▶ **Stated exercise**
Transcribe the whole listing below without changing a word, but leave out every image.

▶ **Available records**
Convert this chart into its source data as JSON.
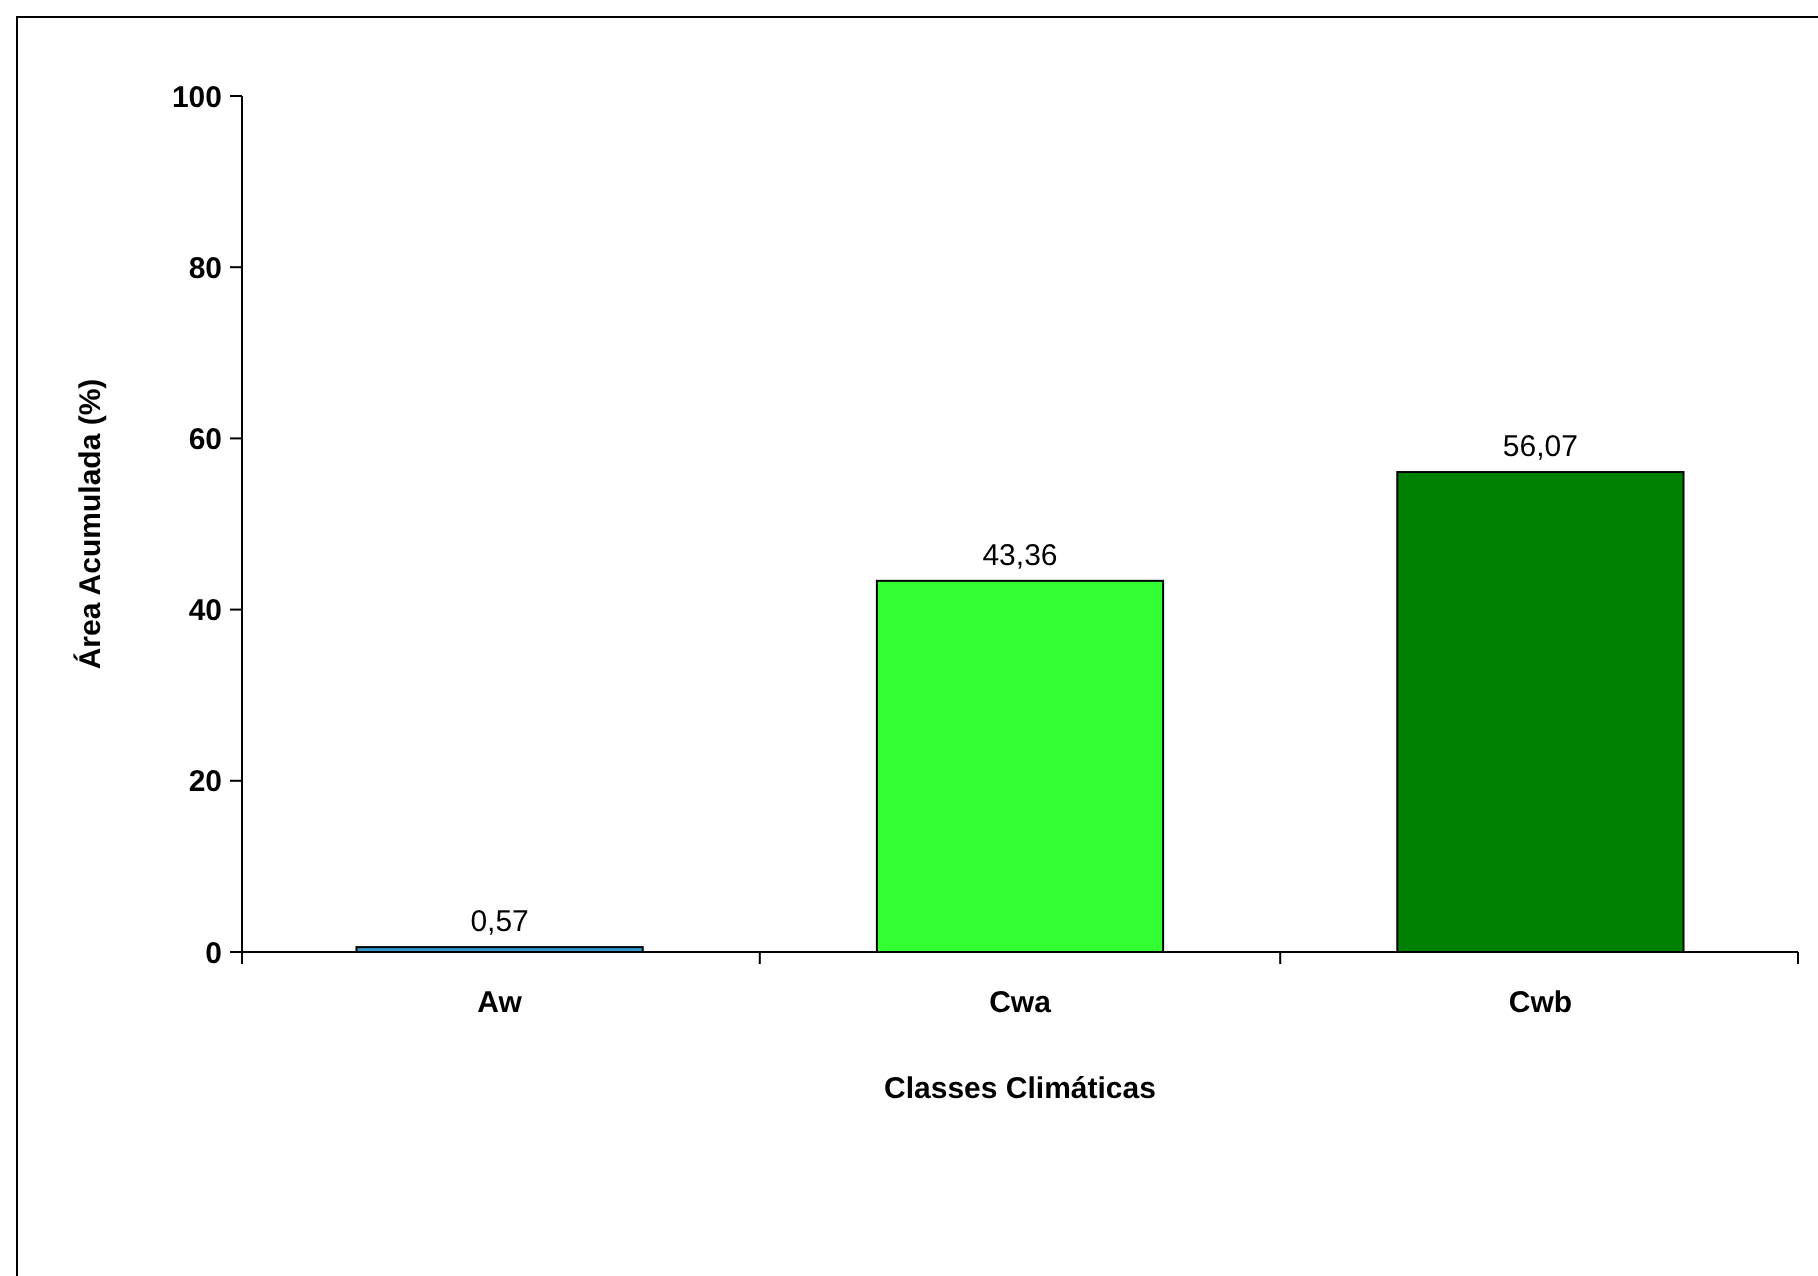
{
  "chart_data": {
    "type": "bar",
    "xlabel": "Classes Climáticas",
    "ylabel": "Área Acumulada (%)",
    "categories": [
      "Aw",
      "Cwa",
      "Cwb"
    ],
    "values": [
      0.57,
      43.36,
      56.07
    ],
    "value_labels": [
      "0,57",
      "43,36",
      "56,07"
    ],
    "colors": [
      "#3399cc",
      "#33ff33",
      "#008000"
    ],
    "ylim": [
      0,
      100
    ],
    "yticks": [
      0,
      20,
      40,
      60,
      80,
      100
    ],
    "grid": false
  }
}
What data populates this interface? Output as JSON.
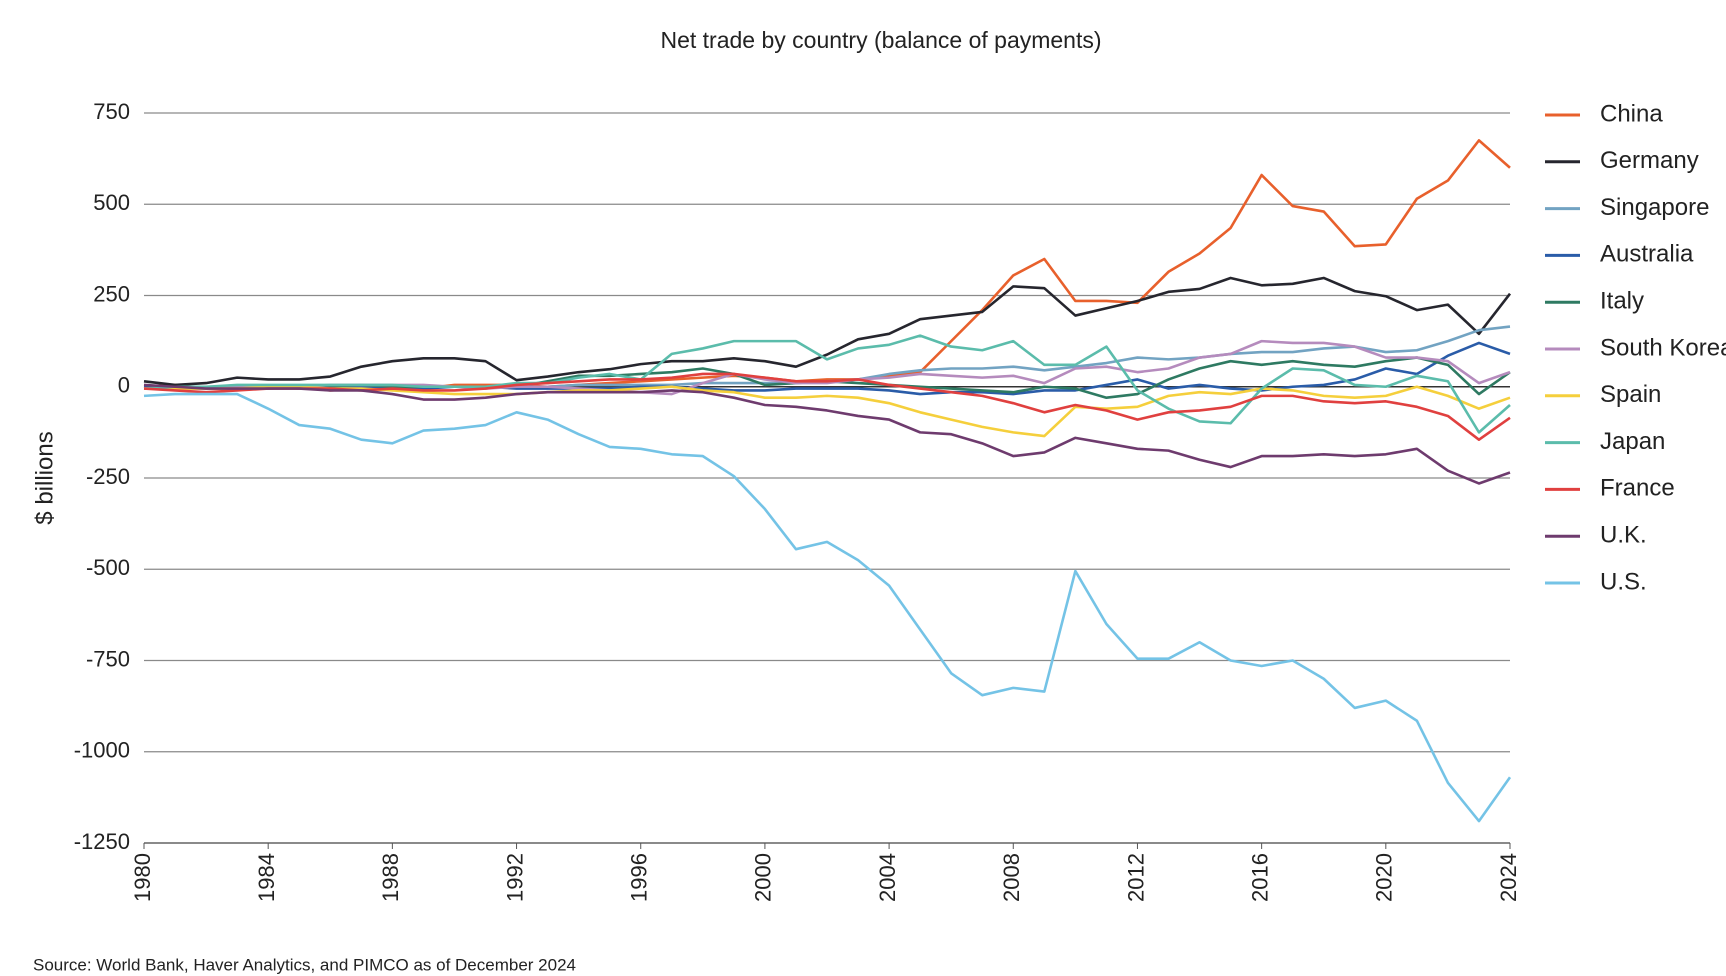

▶ **Written solution**
Convert this chart into its source data as JSON.
{
  "chart_data": {
    "type": "bar",
    "xlabel": "Classes Climáticas",
    "ylabel": "Área Acumulada (%)",
    "categories": [
      "Aw",
      "Cwa",
      "Cwb"
    ],
    "values": [
      0.57,
      43.36,
      56.07
    ],
    "value_labels": [
      "0,57",
      "43,36",
      "56,07"
    ],
    "colors": [
      "#3399cc",
      "#33ff33",
      "#008000"
    ],
    "ylim": [
      0,
      100
    ],
    "yticks": [
      0,
      20,
      40,
      60,
      80,
      100
    ],
    "grid": false
  }
}
What data populates this interface? Output as JSON.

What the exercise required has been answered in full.